§ DATA FOR THE TASK

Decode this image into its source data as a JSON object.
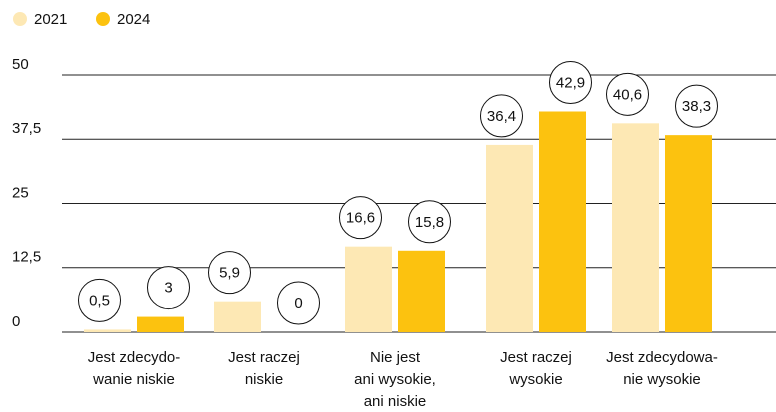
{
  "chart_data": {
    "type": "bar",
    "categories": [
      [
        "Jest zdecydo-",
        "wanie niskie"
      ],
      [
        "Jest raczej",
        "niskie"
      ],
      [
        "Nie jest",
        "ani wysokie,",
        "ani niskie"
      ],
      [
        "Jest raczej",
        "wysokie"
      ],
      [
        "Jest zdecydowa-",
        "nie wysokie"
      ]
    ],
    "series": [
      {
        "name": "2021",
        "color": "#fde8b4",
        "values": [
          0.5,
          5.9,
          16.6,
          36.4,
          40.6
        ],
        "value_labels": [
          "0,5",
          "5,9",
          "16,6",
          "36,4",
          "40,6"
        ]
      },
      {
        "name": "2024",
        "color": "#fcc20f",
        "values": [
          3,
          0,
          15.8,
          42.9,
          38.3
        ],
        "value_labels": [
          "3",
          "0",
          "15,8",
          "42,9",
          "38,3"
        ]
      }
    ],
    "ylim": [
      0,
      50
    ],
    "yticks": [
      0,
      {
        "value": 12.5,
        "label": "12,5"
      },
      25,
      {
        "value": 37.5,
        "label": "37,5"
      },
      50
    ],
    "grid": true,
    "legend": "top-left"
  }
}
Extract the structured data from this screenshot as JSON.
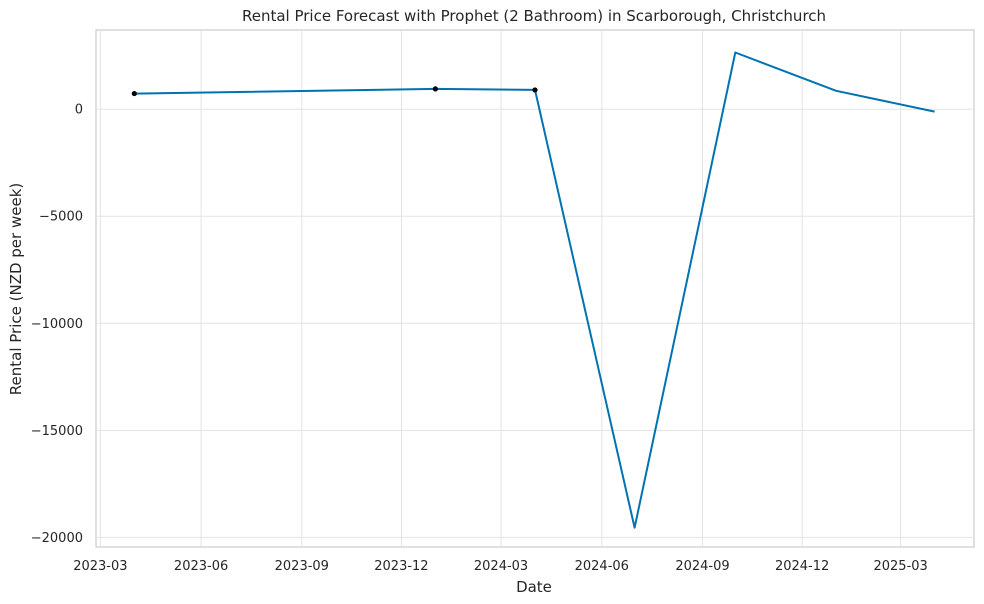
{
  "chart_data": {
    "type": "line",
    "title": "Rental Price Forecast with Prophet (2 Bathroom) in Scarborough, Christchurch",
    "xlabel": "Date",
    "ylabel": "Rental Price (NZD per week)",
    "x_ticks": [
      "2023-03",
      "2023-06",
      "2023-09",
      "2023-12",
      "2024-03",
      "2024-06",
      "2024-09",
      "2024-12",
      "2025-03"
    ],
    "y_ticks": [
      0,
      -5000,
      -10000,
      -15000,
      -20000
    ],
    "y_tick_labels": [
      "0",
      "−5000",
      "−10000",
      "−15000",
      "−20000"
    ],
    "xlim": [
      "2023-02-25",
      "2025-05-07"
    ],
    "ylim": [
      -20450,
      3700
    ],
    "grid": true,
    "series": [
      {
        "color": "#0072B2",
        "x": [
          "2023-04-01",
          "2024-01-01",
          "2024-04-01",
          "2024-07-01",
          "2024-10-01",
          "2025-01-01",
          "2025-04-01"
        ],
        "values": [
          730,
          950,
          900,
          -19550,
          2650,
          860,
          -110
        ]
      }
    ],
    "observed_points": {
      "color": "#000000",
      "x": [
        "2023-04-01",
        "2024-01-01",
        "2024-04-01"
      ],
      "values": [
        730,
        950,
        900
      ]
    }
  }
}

§ TASK BRIEF
Leave out the pictures and give the rest of the records again exactly.

§ WORKED SOLUTION
Decode this image into its source data as a JSON object.
{
  "chart_data": {
    "type": "bar",
    "categories": [
      [
        "Jest zdecydo-",
        "wanie niskie"
      ],
      [
        "Jest raczej",
        "niskie"
      ],
      [
        "Nie jest",
        "ani wysokie,",
        "ani niskie"
      ],
      [
        "Jest raczej",
        "wysokie"
      ],
      [
        "Jest zdecydowa-",
        "nie wysokie"
      ]
    ],
    "series": [
      {
        "name": "2021",
        "color": "#fde8b4",
        "values": [
          0.5,
          5.9,
          16.6,
          36.4,
          40.6
        ],
        "value_labels": [
          "0,5",
          "5,9",
          "16,6",
          "36,4",
          "40,6"
        ]
      },
      {
        "name": "2024",
        "color": "#fcc20f",
        "values": [
          3,
          0,
          15.8,
          42.9,
          38.3
        ],
        "value_labels": [
          "3",
          "0",
          "15,8",
          "42,9",
          "38,3"
        ]
      }
    ],
    "ylim": [
      0,
      50
    ],
    "yticks": [
      0,
      {
        "value": 12.5,
        "label": "12,5"
      },
      25,
      {
        "value": 37.5,
        "label": "37,5"
      },
      50
    ],
    "grid": true,
    "legend": "top-left"
  }
}
Extract the structured data from this screenshot as JSON.
{
  "chart_data": {
    "type": "line",
    "title": "Rental Price Forecast with Prophet (2 Bathroom) in Scarborough, Christchurch",
    "xlabel": "Date",
    "ylabel": "Rental Price (NZD per week)",
    "x_ticks": [
      "2023-03",
      "2023-06",
      "2023-09",
      "2023-12",
      "2024-03",
      "2024-06",
      "2024-09",
      "2024-12",
      "2025-03"
    ],
    "y_ticks": [
      0,
      -5000,
      -10000,
      -15000,
      -20000
    ],
    "y_tick_labels": [
      "0",
      "−5000",
      "−10000",
      "−15000",
      "−20000"
    ],
    "xlim": [
      "2023-02-25",
      "2025-05-07"
    ],
    "ylim": [
      -20450,
      3700
    ],
    "grid": true,
    "series": [
      {
        "color": "#0072B2",
        "x": [
          "2023-04-01",
          "2024-01-01",
          "2024-04-01",
          "2024-07-01",
          "2024-10-01",
          "2025-01-01",
          "2025-04-01"
        ],
        "values": [
          730,
          950,
          900,
          -19550,
          2650,
          860,
          -110
        ]
      }
    ],
    "observed_points": {
      "color": "#000000",
      "x": [
        "2023-04-01",
        "2024-01-01",
        "2024-04-01"
      ],
      "values": [
        730,
        950,
        900
      ]
    }
  }
}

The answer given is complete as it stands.